● Recorded data
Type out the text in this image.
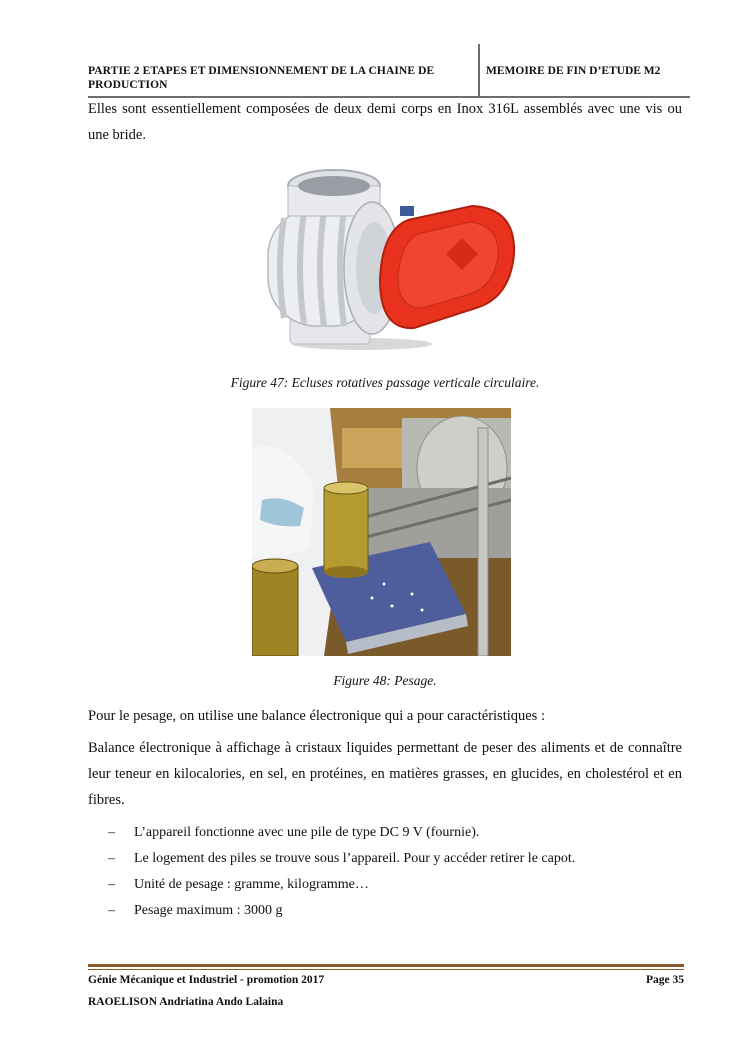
PARTIE 2 ETAPES ET DIMENSIONNEMENT DE LA CHAINE DE PRODUCTION
MEMOIRE DE FIN D’ETUDE M2

Elles sont essentiellement composées de deux demi corps en Inox 316L assemblés avec une vis ou une bride.

Figure 47: Ecluses rotatives passage verticale circulaire.
Figure 48: Pesage.

Pour le pesage, on utilise une balance électronique qui a pour caractéristiques :

Balance électronique à affichage à cristaux liquides permettant de peser des aliments et de connaître leur teneur en kilocalories, en sel, en protéines, en matières grasses, en glucides, en cholestérol et en fibres.

– L’appareil fonctionne avec une pile de type DC 9 V (fournie).
– Le logement des piles se trouve sous l’appareil. Pour y accéder retirer le capot.
– Unité de pesage : gramme, kilogramme…
– Pesage maximum : 3000 g
Génie Mécanique et Industriel - promotion 2017	Page 35
RAOELISON Andriatina Ando Lalaina
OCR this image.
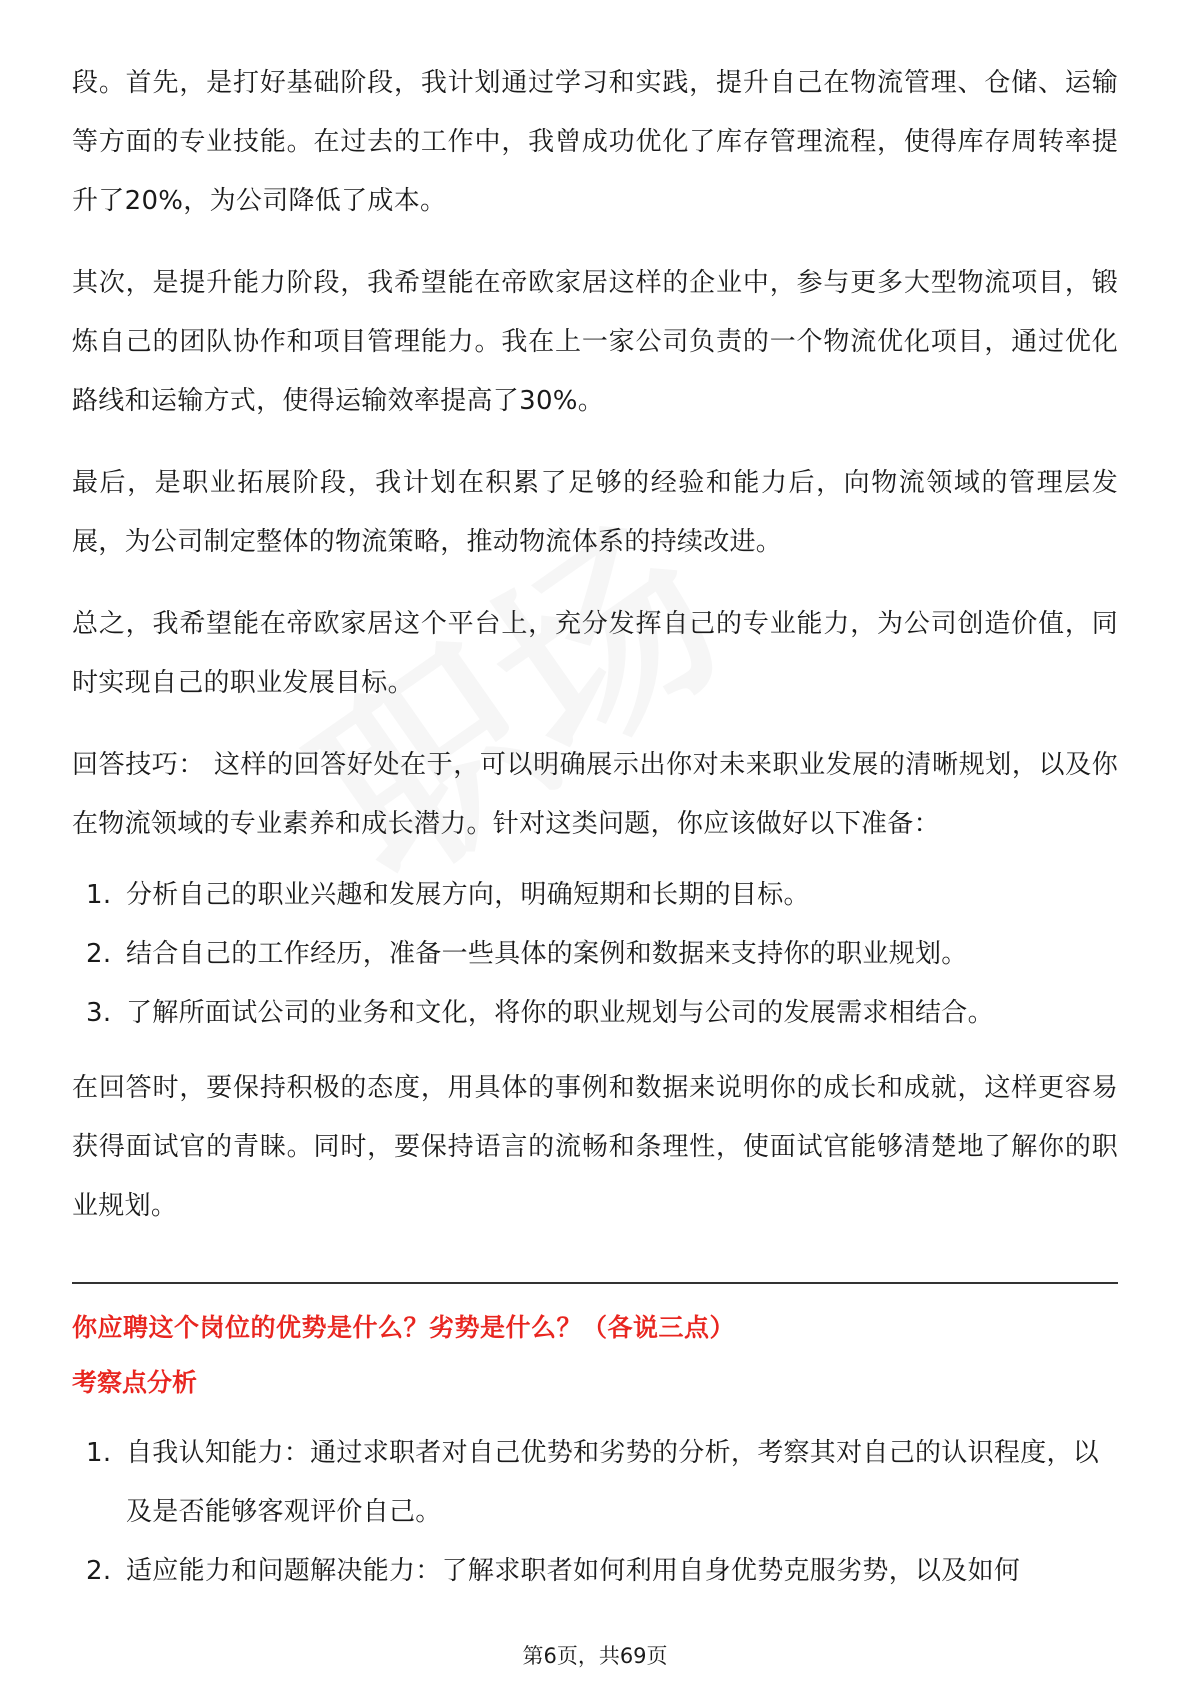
段。首先，是打好基础阶段，我计划通过学习和实践，提升自己在物流管理、仓储、运输等方面的专业技能。在过去的工作中，我曾成功优化了库存管理流程，使得库存周转率提升了20%，为公司降低了成本。

其次，是提升能力阶段，我希望能在帝欧家居这样的企业中，参与更多大型物流项目，锻炼自己的团队协作和项目管理能力。我在上一家公司负责的一个物流优化项目，通过优化路线和运输方式，使得运输效率提高了30%。

最后，是职业拓展阶段，我计划在积累了足够的经验和能力后，向物流领域的管理层发展，为公司制定整体的物流策略，推动物流体系的持续改进。

总之，我希望能在帝欧家居这个平台上，充分发挥自己的专业能力，为公司创造价值，同时实现自己的职业发展目标。

回答技巧： 这样的回答好处在于，可以明确展示出你对未来职业发展的清晰规划，以及你在物流领域的专业素养和成长潜力。针对这类问题，你应该做好以下准备：

1. 分析自己的职业兴趣和发展方向，明确短期和长期的目标。
2. 结合自己的工作经历，准备一些具体的案例和数据来支持你的职业规划。
3. 了解所面试公司的业务和文化，将你的职业规划与公司的发展需求相结合。

在回答时，要保持积极的态度，用具体的事例和数据来说明你的成长和成就，这样更容易获得面试官的青睐。同时，要保持语言的流畅和条理性，使面试官能够清楚地了解你的职业规划。

你应聘这个岗位的优势是什么？劣势是什么？（各说三点）

考察点分析

1. 自我认知能力：通过求职者对自己优势和劣势的分析，考察其对自己的认识程度，以及是否能够客观评价自己。
2. 适应能力和问题解决能力：了解求职者如何利用自身优势克服劣势，以及如何
第6页，共69页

● Task
Quote the material in full and exactly; do not carry over its pictures.

● Task output
Type out the text in this image.
PARTIE 2 ETAPES ET DIMENSIONNEMENT DE LA CHAINE DE PRODUCTION
MEMOIRE DE FIN D’ETUDE M2

Elles sont essentiellement composées de deux demi corps en Inox 316L assemblés avec une vis ou une bride.

Figure 47: Ecluses rotatives passage verticale circulaire.
Figure 48: Pesage.

Pour le pesage, on utilise une balance électronique qui a pour caractéristiques :

Balance électronique à affichage à cristaux liquides permettant de peser des aliments et de connaître leur teneur en kilocalories, en sel, en protéines, en matières grasses, en glucides, en cholestérol et en fibres.

– L’appareil fonctionne avec une pile de type DC 9 V (fournie).
– Le logement des piles se trouve sous l’appareil. Pour y accéder retirer le capot.
– Unité de pesage : gramme, kilogramme…
– Pesage maximum : 3000 g
Génie Mécanique et Industriel - promotion 2017	Page 35
RAOELISON Andriatina Ando Lalaina
OCR this image.
段。首先，是打好基础阶段，我计划通过学习和实践，提升自己在物流管理、仓储、运输等方面的专业技能。在过去的工作中，我曾成功优化了库存管理流程，使得库存周转率提升了20%，为公司降低了成本。

其次，是提升能力阶段，我希望能在帝欧家居这样的企业中，参与更多大型物流项目，锻炼自己的团队协作和项目管理能力。我在上一家公司负责的一个物流优化项目，通过优化路线和运输方式，使得运输效率提高了30%。

最后，是职业拓展阶段，我计划在积累了足够的经验和能力后，向物流领域的管理层发展，为公司制定整体的物流策略，推动物流体系的持续改进。

总之，我希望能在帝欧家居这个平台上，充分发挥自己的专业能力，为公司创造价值，同时实现自己的职业发展目标。

回答技巧： 这样的回答好处在于，可以明确展示出你对未来职业发展的清晰规划，以及你在物流领域的专业素养和成长潜力。针对这类问题，你应该做好以下准备：

1. 分析自己的职业兴趣和发展方向，明确短期和长期的目标。
2. 结合自己的工作经历，准备一些具体的案例和数据来支持你的职业规划。
3. 了解所面试公司的业务和文化，将你的职业规划与公司的发展需求相结合。

在回答时，要保持积极的态度，用具体的事例和数据来说明你的成长和成就，这样更容易获得面试官的青睐。同时，要保持语言的流畅和条理性，使面试官能够清楚地了解你的职业规划。

你应聘这个岗位的优势是什么？劣势是什么？（各说三点）

考察点分析

1. 自我认知能力：通过求职者对自己优势和劣势的分析，考察其对自己的认识程度，以及是否能够客观评价自己。
2. 适应能力和问题解决能力：了解求职者如何利用自身优势克服劣势，以及如何
第6页，共69页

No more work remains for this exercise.